======== TASK DATA

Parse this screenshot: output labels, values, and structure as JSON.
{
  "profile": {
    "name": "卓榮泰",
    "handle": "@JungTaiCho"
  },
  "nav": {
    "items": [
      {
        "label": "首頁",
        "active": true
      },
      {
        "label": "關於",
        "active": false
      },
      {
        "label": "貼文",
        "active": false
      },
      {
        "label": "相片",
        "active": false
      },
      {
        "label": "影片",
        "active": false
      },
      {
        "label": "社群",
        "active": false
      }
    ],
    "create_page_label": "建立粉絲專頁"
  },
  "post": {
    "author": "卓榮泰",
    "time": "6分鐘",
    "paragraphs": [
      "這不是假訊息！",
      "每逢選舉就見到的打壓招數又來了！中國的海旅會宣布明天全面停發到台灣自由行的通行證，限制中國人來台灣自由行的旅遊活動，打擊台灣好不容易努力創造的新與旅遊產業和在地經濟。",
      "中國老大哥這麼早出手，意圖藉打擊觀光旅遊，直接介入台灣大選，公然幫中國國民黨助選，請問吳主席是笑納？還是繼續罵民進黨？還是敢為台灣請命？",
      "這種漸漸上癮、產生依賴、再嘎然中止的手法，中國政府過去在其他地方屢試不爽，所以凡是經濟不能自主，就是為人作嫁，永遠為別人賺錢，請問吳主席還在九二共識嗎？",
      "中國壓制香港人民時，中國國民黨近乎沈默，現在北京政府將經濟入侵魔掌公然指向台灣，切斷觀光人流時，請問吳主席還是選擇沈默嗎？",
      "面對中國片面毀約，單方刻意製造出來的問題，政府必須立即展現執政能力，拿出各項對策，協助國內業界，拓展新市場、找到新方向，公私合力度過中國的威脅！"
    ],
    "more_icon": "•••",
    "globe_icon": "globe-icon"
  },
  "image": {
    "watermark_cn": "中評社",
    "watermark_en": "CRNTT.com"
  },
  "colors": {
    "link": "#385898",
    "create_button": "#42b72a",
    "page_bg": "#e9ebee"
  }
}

================

Repeat the data above, word for word.

**WRITTEN RESPONSE:**
Parse this screenshot: output labels, values, and structure as JSON.
{
  "profile": {
    "name": "卓榮泰",
    "handle": "@JungTaiCho"
  },
  "nav": {
    "items": [
      {
        "label": "首頁",
        "active": true
      },
      {
        "label": "關於",
        "active": false
      },
      {
        "label": "貼文",
        "active": false
      },
      {
        "label": "相片",
        "active": false
      },
      {
        "label": "影片",
        "active": false
      },
      {
        "label": "社群",
        "active": false
      }
    ],
    "create_page_label": "建立粉絲專頁"
  },
  "post": {
    "author": "卓榮泰",
    "time": "6分鐘",
    "paragraphs": [
      "這不是假訊息！",
      "每逢選舉就見到的打壓招數又來了！中國的海旅會宣布明天全面停發到台灣自由行的通行證，限制中國人來台灣自由行的旅遊活動，打擊台灣好不容易努力創造的新與旅遊產業和在地經濟。",
      "中國老大哥這麼早出手，意圖藉打擊觀光旅遊，直接介入台灣大選，公然幫中國國民黨助選，請問吳主席是笑納？還是繼續罵民進黨？還是敢為台灣請命？",
      "這種漸漸上癮、產生依賴、再嘎然中止的手法，中國政府過去在其他地方屢試不爽，所以凡是經濟不能自主，就是為人作嫁，永遠為別人賺錢，請問吳主席還在九二共識嗎？",
      "中國壓制香港人民時，中國國民黨近乎沈默，現在北京政府將經濟入侵魔掌公然指向台灣，切斷觀光人流時，請問吳主席還是選擇沈默嗎？",
      "面對中國片面毀約，單方刻意製造出來的問題，政府必須立即展現執政能力，拿出各項對策，協助國內業界，拓展新市場、找到新方向，公私合力度過中國的威脅！"
    ],
    "more_icon": "•••",
    "globe_icon": "globe-icon"
  },
  "image": {
    "watermark_cn": "中評社",
    "watermark_en": "CRNTT.com"
  },
  "colors": {
    "link": "#385898",
    "create_button": "#42b72a",
    "page_bg": "#e9ebee"
  }
}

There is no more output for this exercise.